# START OF MATERIAL FOR THIS TASK
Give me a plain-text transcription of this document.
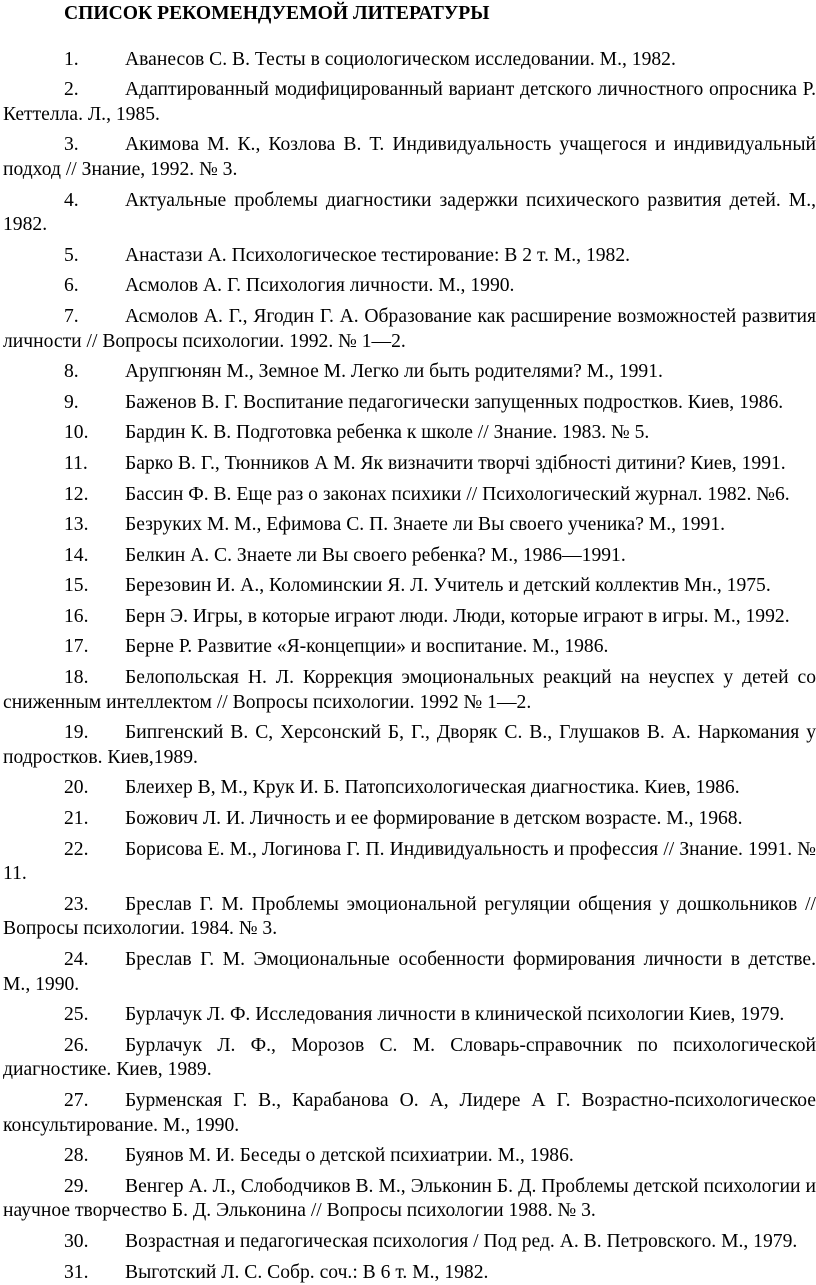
СПИСОК РЕКОМЕНДУЕМОЙ ЛИТЕРАТУРЫ
1. Аванесов С. В. Тесты в социологическом исследовании. М., 1982.
2. Адаптированный модифицированный вариант детского личностного опросника Р. Кеттелла. Л., 1985.
3. Акимова М. К., Козлова В. Т. Индивидуальность учащегося и индивидуальный подход // Знание, 1992. № 3.
4. Актуальные проблемы диагностики задержки психического развития детей. М., 1982.
5. Анастази А. Психологическое тестирование: В 2 т. М., 1982.
6. Асмолов А. Г. Психология личности. М., 1990.
7. Асмолов А. Г., Ягодин Г. А. Образование как расширение возможностей развития личности // Вопросы психологии. 1992. № 1—2.
8. Арупгюнян М., Земное М. Легко ли быть родителями? М., 1991.
9. Баженов В. Г. Воспитание педагогически запущенных подростков. Киев, 1986.
10. Бардин К. В. Подготовка ребенка к школе // Знание. 1983. № 5.
11. Барко В. Г., Тюнников А М. Як визначити творчі здібності дитини? Киев, 1991.
12. Бассин Ф. В. Еще раз о законах психики // Психологический журнал. 1982. №6.
13. Безруких М. М., Ефимова С. П. Знаете ли Вы своего ученика? М., 1991.
14. Белкин А. С. Знаете ли Вы своего ребенка? М., 1986—1991.
15. Березовин И. А., Коломинскии Я. Л. Учитель и детский коллектив Мн., 1975.
16. Берн Э. Игры, в которые играют люди. Люди, которые играют в игры. М., 1992.
17. Берне Р. Развитие «Я-концепции» и воспитание. М., 1986.
18. Белопольская Н. Л. Коррекция эмоциональных реакций на неуспех у детей со сниженным интеллектом // Вопросы психологии. 1992 № 1—2.
19. Бипгенский В. С, Херсонский Б, Г., Дворяк С. В., Глушаков В. А. Наркомания у подростков. Киев,1989.
20. Блеихер В, М., Крук И. Б. Патопсихологическая диагностика. Киев, 1986.
21. Божович Л. И. Личность и ее формирование в детском возрасте. М., 1968.
22. Борисова Е. М., Логинова Г. П. Индивидуальность и профессия // Знание. 1991. № 11.
23. Бреслав Г. М. Проблемы эмоциональной регуляции общения у дошкольников // Вопросы психологии. 1984. № 3.
24. Бреслав Г. М. Эмоциональные особенности формирования личности в детстве. М., 1990.
25. Бурлачук Л. Ф. Исследования личности в клинической психологии Киев, 1979.
26. Бурлачук Л. Ф., Морозов С. М. Словарь-справочник по психологической диагностике. Киев, 1989.
27. Бурменская Г. В., Карабанова О. А, Лидере А Г. Возрастно-психологическое консультирование. М., 1990.
28. Буянов М. И. Беседы о детской психиатрии. М., 1986.
29. Венгер А. Л., Слободчиков В. М., Эльконин Б. Д. Проблемы детской психологии и научное творчество Б. Д. Эльконина // Вопросы психологии 1988. № 3.
30. Возрастная и педагогическая психология / Под ред. А. В. Петровского. М., 1979.
31. Выготский Л. С. Собр. соч.: В 6 т. М., 1982.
# END OF MATERIAL FOR THIS TASK
TASK REQUIREMENTS: Where a line in the material contains "Асмолов", copy that line.

FINAL RESULT:
6. Асмолов А. Г. Психология личности. М., 1990.
7. Асмолов А. Г., Ягодин Г. А. Образование как расширение возможностей развития личности // Вопросы психологии. 1992. № 1—2.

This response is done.